# Start of DATA SHOWN

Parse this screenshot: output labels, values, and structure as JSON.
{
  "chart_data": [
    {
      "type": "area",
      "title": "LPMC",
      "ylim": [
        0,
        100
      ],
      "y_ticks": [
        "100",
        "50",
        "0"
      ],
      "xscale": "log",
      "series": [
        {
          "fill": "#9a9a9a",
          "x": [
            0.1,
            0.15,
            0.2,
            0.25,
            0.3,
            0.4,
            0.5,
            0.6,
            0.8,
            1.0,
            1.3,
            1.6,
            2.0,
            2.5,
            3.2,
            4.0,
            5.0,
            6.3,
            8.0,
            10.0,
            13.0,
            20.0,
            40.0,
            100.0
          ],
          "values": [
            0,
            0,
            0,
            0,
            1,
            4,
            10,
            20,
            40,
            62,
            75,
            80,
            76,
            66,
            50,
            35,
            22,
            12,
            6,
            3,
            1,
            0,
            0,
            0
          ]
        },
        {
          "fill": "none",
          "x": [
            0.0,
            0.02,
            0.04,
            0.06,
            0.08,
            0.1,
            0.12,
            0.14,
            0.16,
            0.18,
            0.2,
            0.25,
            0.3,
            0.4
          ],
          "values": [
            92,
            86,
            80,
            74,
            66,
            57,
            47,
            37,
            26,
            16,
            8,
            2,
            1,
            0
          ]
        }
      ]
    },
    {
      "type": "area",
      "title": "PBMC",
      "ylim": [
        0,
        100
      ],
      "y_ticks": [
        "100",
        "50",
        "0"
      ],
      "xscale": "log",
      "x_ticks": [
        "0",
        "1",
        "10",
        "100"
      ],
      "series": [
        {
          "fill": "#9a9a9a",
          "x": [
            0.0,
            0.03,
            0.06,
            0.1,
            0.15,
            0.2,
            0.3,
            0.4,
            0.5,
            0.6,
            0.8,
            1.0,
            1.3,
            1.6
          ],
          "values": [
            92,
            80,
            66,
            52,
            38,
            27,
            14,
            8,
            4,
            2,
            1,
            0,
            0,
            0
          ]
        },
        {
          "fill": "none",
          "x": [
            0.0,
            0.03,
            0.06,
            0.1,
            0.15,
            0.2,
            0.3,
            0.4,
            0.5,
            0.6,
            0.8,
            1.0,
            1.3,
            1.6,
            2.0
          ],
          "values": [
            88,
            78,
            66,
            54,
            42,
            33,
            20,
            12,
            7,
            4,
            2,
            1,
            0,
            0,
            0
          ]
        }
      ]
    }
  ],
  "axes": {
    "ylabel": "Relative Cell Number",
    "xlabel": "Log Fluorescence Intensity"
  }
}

# End of DATA SHOWN

YOUR OBJECTIVE ▸ Write out all of the records once more, exactly.

RESULT OF THE TASK ▸
Parse this screenshot: output labels, values, and structure as JSON.
{
  "chart_data": [
    {
      "type": "area",
      "title": "LPMC",
      "ylim": [
        0,
        100
      ],
      "y_ticks": [
        "100",
        "50",
        "0"
      ],
      "xscale": "log",
      "series": [
        {
          "fill": "#9a9a9a",
          "x": [
            0.1,
            0.15,
            0.2,
            0.25,
            0.3,
            0.4,
            0.5,
            0.6,
            0.8,
            1.0,
            1.3,
            1.6,
            2.0,
            2.5,
            3.2,
            4.0,
            5.0,
            6.3,
            8.0,
            10.0,
            13.0,
            20.0,
            40.0,
            100.0
          ],
          "values": [
            0,
            0,
            0,
            0,
            1,
            4,
            10,
            20,
            40,
            62,
            75,
            80,
            76,
            66,
            50,
            35,
            22,
            12,
            6,
            3,
            1,
            0,
            0,
            0
          ]
        },
        {
          "fill": "none",
          "x": [
            0.0,
            0.02,
            0.04,
            0.06,
            0.08,
            0.1,
            0.12,
            0.14,
            0.16,
            0.18,
            0.2,
            0.25,
            0.3,
            0.4
          ],
          "values": [
            92,
            86,
            80,
            74,
            66,
            57,
            47,
            37,
            26,
            16,
            8,
            2,
            1,
            0
          ]
        }
      ]
    },
    {
      "type": "area",
      "title": "PBMC",
      "ylim": [
        0,
        100
      ],
      "y_ticks": [
        "100",
        "50",
        "0"
      ],
      "xscale": "log",
      "x_ticks": [
        "0",
        "1",
        "10",
        "100"
      ],
      "series": [
        {
          "fill": "#9a9a9a",
          "x": [
            0.0,
            0.03,
            0.06,
            0.1,
            0.15,
            0.2,
            0.3,
            0.4,
            0.5,
            0.6,
            0.8,
            1.0,
            1.3,
            1.6
          ],
          "values": [
            92,
            80,
            66,
            52,
            38,
            27,
            14,
            8,
            4,
            2,
            1,
            0,
            0,
            0
          ]
        },
        {
          "fill": "none",
          "x": [
            0.0,
            0.03,
            0.06,
            0.1,
            0.15,
            0.2,
            0.3,
            0.4,
            0.5,
            0.6,
            0.8,
            1.0,
            1.3,
            1.6,
            2.0
          ],
          "values": [
            88,
            78,
            66,
            54,
            42,
            33,
            20,
            12,
            7,
            4,
            2,
            1,
            0,
            0,
            0
          ]
        }
      ]
    }
  ],
  "axes": {
    "ylabel": "Relative Cell Number",
    "xlabel": "Log Fluorescence Intensity"
  }
}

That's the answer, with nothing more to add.